BEGIN Records supplied
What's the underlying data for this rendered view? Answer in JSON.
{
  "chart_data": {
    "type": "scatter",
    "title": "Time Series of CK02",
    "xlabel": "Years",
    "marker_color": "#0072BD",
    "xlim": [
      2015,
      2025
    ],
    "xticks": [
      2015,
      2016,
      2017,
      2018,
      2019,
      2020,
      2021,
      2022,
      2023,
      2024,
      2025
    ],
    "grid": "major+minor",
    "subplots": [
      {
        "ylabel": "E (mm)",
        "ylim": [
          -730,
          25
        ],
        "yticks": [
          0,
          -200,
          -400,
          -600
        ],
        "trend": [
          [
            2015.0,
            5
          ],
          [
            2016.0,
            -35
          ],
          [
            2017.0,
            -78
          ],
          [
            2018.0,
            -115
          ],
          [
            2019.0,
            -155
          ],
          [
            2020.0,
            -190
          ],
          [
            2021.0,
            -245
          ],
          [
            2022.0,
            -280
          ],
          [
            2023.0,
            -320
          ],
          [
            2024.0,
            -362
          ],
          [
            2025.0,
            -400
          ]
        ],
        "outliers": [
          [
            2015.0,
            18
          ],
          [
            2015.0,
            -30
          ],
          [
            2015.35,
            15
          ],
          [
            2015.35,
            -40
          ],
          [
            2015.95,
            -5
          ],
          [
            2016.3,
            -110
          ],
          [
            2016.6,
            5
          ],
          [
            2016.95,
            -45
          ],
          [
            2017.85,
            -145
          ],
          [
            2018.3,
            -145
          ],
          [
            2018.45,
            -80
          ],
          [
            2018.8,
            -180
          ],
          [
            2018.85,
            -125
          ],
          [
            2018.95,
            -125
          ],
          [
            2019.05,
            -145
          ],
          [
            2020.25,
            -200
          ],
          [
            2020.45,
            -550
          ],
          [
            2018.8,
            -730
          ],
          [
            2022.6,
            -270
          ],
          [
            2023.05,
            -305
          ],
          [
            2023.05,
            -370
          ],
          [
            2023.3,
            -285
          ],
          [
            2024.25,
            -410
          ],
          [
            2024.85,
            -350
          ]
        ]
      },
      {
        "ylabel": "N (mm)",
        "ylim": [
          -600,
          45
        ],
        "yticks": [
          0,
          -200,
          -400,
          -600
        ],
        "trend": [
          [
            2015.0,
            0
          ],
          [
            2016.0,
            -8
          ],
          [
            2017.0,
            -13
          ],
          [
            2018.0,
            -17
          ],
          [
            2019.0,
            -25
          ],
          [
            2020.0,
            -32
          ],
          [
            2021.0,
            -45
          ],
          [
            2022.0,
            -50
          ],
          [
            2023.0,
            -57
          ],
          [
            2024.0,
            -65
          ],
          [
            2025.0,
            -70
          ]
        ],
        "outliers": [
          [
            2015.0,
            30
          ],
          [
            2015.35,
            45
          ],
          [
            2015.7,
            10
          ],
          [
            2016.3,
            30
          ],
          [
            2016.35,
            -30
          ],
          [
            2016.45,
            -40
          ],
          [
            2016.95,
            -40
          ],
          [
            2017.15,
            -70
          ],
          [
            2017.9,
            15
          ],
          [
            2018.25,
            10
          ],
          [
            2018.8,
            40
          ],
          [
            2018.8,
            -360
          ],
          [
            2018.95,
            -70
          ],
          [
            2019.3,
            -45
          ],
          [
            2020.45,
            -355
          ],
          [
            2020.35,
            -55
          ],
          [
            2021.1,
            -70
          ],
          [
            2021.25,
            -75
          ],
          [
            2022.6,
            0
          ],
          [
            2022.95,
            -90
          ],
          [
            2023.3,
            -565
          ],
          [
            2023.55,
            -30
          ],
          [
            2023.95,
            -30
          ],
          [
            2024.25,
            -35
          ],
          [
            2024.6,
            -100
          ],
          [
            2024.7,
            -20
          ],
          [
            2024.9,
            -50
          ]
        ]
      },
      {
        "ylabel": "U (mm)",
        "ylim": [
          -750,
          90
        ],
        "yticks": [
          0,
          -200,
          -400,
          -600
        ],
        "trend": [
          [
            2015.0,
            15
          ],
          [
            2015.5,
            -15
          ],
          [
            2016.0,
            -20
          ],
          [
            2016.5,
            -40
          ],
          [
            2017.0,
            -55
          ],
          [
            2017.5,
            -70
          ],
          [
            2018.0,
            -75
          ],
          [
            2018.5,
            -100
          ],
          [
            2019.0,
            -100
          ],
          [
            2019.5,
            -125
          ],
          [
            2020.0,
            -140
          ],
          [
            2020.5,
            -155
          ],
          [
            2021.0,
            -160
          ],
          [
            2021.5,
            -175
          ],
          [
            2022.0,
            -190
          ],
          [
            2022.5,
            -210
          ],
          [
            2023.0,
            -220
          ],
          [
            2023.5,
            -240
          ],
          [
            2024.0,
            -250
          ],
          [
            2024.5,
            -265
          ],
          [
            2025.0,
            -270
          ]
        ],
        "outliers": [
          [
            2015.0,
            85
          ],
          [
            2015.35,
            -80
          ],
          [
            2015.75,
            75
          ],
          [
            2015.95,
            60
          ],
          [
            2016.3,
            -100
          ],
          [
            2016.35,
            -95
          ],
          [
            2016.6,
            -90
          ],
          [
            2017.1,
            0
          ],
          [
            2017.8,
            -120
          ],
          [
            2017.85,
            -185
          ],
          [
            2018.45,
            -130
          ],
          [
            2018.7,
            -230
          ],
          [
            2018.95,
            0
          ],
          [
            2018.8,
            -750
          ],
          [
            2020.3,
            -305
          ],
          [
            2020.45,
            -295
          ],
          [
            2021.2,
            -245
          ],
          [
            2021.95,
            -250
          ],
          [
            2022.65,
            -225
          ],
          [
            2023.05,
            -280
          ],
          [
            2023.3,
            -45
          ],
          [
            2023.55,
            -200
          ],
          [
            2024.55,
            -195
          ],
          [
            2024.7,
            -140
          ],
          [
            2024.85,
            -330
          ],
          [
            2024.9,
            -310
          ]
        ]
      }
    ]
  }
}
END Records supplied
▸ Objective: Each line of the material must be restated exactly.

▸ In response:
What's the underlying data for this rendered view? Answer in JSON.
{
  "chart_data": {
    "type": "scatter",
    "title": "Time Series of CK02",
    "xlabel": "Years",
    "marker_color": "#0072BD",
    "xlim": [
      2015,
      2025
    ],
    "xticks": [
      2015,
      2016,
      2017,
      2018,
      2019,
      2020,
      2021,
      2022,
      2023,
      2024,
      2025
    ],
    "grid": "major+minor",
    "subplots": [
      {
        "ylabel": "E (mm)",
        "ylim": [
          -730,
          25
        ],
        "yticks": [
          0,
          -200,
          -400,
          -600
        ],
        "trend": [
          [
            2015.0,
            5
          ],
          [
            2016.0,
            -35
          ],
          [
            2017.0,
            -78
          ],
          [
            2018.0,
            -115
          ],
          [
            2019.0,
            -155
          ],
          [
            2020.0,
            -190
          ],
          [
            2021.0,
            -245
          ],
          [
            2022.0,
            -280
          ],
          [
            2023.0,
            -320
          ],
          [
            2024.0,
            -362
          ],
          [
            2025.0,
            -400
          ]
        ],
        "outliers": [
          [
            2015.0,
            18
          ],
          [
            2015.0,
            -30
          ],
          [
            2015.35,
            15
          ],
          [
            2015.35,
            -40
          ],
          [
            2015.95,
            -5
          ],
          [
            2016.3,
            -110
          ],
          [
            2016.6,
            5
          ],
          [
            2016.95,
            -45
          ],
          [
            2017.85,
            -145
          ],
          [
            2018.3,
            -145
          ],
          [
            2018.45,
            -80
          ],
          [
            2018.8,
            -180
          ],
          [
            2018.85,
            -125
          ],
          [
            2018.95,
            -125
          ],
          [
            2019.05,
            -145
          ],
          [
            2020.25,
            -200
          ],
          [
            2020.45,
            -550
          ],
          [
            2018.8,
            -730
          ],
          [
            2022.6,
            -270
          ],
          [
            2023.05,
            -305
          ],
          [
            2023.05,
            -370
          ],
          [
            2023.3,
            -285
          ],
          [
            2024.25,
            -410
          ],
          [
            2024.85,
            -350
          ]
        ]
      },
      {
        "ylabel": "N (mm)",
        "ylim": [
          -600,
          45
        ],
        "yticks": [
          0,
          -200,
          -400,
          -600
        ],
        "trend": [
          [
            2015.0,
            0
          ],
          [
            2016.0,
            -8
          ],
          [
            2017.0,
            -13
          ],
          [
            2018.0,
            -17
          ],
          [
            2019.0,
            -25
          ],
          [
            2020.0,
            -32
          ],
          [
            2021.0,
            -45
          ],
          [
            2022.0,
            -50
          ],
          [
            2023.0,
            -57
          ],
          [
            2024.0,
            -65
          ],
          [
            2025.0,
            -70
          ]
        ],
        "outliers": [
          [
            2015.0,
            30
          ],
          [
            2015.35,
            45
          ],
          [
            2015.7,
            10
          ],
          [
            2016.3,
            30
          ],
          [
            2016.35,
            -30
          ],
          [
            2016.45,
            -40
          ],
          [
            2016.95,
            -40
          ],
          [
            2017.15,
            -70
          ],
          [
            2017.9,
            15
          ],
          [
            2018.25,
            10
          ],
          [
            2018.8,
            40
          ],
          [
            2018.8,
            -360
          ],
          [
            2018.95,
            -70
          ],
          [
            2019.3,
            -45
          ],
          [
            2020.45,
            -355
          ],
          [
            2020.35,
            -55
          ],
          [
            2021.1,
            -70
          ],
          [
            2021.25,
            -75
          ],
          [
            2022.6,
            0
          ],
          [
            2022.95,
            -90
          ],
          [
            2023.3,
            -565
          ],
          [
            2023.55,
            -30
          ],
          [
            2023.95,
            -30
          ],
          [
            2024.25,
            -35
          ],
          [
            2024.6,
            -100
          ],
          [
            2024.7,
            -20
          ],
          [
            2024.9,
            -50
          ]
        ]
      },
      {
        "ylabel": "U (mm)",
        "ylim": [
          -750,
          90
        ],
        "yticks": [
          0,
          -200,
          -400,
          -600
        ],
        "trend": [
          [
            2015.0,
            15
          ],
          [
            2015.5,
            -15
          ],
          [
            2016.0,
            -20
          ],
          [
            2016.5,
            -40
          ],
          [
            2017.0,
            -55
          ],
          [
            2017.5,
            -70
          ],
          [
            2018.0,
            -75
          ],
          [
            2018.5,
            -100
          ],
          [
            2019.0,
            -100
          ],
          [
            2019.5,
            -125
          ],
          [
            2020.0,
            -140
          ],
          [
            2020.5,
            -155
          ],
          [
            2021.0,
            -160
          ],
          [
            2021.5,
            -175
          ],
          [
            2022.0,
            -190
          ],
          [
            2022.5,
            -210
          ],
          [
            2023.0,
            -220
          ],
          [
            2023.5,
            -240
          ],
          [
            2024.0,
            -250
          ],
          [
            2024.5,
            -265
          ],
          [
            2025.0,
            -270
          ]
        ],
        "outliers": [
          [
            2015.0,
            85
          ],
          [
            2015.35,
            -80
          ],
          [
            2015.75,
            75
          ],
          [
            2015.95,
            60
          ],
          [
            2016.3,
            -100
          ],
          [
            2016.35,
            -95
          ],
          [
            2016.6,
            -90
          ],
          [
            2017.1,
            0
          ],
          [
            2017.8,
            -120
          ],
          [
            2017.85,
            -185
          ],
          [
            2018.45,
            -130
          ],
          [
            2018.7,
            -230
          ],
          [
            2018.95,
            0
          ],
          [
            2018.8,
            -750
          ],
          [
            2020.3,
            -305
          ],
          [
            2020.45,
            -295
          ],
          [
            2021.2,
            -245
          ],
          [
            2021.95,
            -250
          ],
          [
            2022.65,
            -225
          ],
          [
            2023.05,
            -280
          ],
          [
            2023.3,
            -45
          ],
          [
            2023.55,
            -200
          ],
          [
            2024.55,
            -195
          ],
          [
            2024.7,
            -140
          ],
          [
            2024.85,
            -330
          ],
          [
            2024.9,
            -310
          ]
        ]
      }
    ]
  }
}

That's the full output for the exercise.